» **Supplied information**:
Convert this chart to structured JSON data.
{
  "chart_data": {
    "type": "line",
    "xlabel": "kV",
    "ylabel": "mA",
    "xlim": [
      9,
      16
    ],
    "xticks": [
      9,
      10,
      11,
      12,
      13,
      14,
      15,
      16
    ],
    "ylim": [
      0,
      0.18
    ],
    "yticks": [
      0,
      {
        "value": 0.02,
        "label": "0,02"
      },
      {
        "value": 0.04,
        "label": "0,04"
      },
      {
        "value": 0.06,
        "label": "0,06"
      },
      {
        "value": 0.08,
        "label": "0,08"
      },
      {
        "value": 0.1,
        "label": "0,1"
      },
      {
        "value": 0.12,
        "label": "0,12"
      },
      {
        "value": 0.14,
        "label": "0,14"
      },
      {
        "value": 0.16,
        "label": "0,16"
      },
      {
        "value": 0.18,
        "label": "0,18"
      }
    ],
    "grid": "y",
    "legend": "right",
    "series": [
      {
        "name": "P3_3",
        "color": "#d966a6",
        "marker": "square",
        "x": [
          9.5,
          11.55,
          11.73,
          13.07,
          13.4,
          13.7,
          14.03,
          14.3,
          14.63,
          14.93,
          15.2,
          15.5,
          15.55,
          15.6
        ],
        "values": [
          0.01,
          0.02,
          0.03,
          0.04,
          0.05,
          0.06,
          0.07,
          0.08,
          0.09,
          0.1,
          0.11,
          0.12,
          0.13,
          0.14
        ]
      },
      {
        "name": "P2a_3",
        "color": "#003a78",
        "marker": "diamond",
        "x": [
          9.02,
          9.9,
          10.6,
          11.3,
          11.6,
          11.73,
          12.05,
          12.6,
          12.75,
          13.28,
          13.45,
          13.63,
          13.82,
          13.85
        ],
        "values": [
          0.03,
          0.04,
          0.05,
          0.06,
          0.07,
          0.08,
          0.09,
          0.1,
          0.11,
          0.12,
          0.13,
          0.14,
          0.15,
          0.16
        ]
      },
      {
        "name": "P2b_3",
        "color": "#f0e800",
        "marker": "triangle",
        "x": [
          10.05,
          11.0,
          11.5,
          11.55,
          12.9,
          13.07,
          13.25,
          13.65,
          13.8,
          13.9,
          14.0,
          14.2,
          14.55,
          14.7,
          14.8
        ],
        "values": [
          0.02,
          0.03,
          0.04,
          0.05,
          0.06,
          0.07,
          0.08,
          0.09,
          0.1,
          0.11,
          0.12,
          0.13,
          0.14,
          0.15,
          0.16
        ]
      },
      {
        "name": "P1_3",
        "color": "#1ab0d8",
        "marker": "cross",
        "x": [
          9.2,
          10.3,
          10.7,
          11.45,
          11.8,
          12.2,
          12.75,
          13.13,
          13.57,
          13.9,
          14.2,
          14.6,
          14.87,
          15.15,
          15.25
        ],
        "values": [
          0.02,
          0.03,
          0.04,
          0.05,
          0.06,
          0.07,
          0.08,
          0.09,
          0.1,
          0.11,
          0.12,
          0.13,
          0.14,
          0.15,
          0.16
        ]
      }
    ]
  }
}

» **Your goal**: Collect every line from the records above that contains the word "name".

» **Final answer**:
        "name": "P3_3",
        "name": "P2a_3",
        "name": "P2b_3",
        "name": "P1_3",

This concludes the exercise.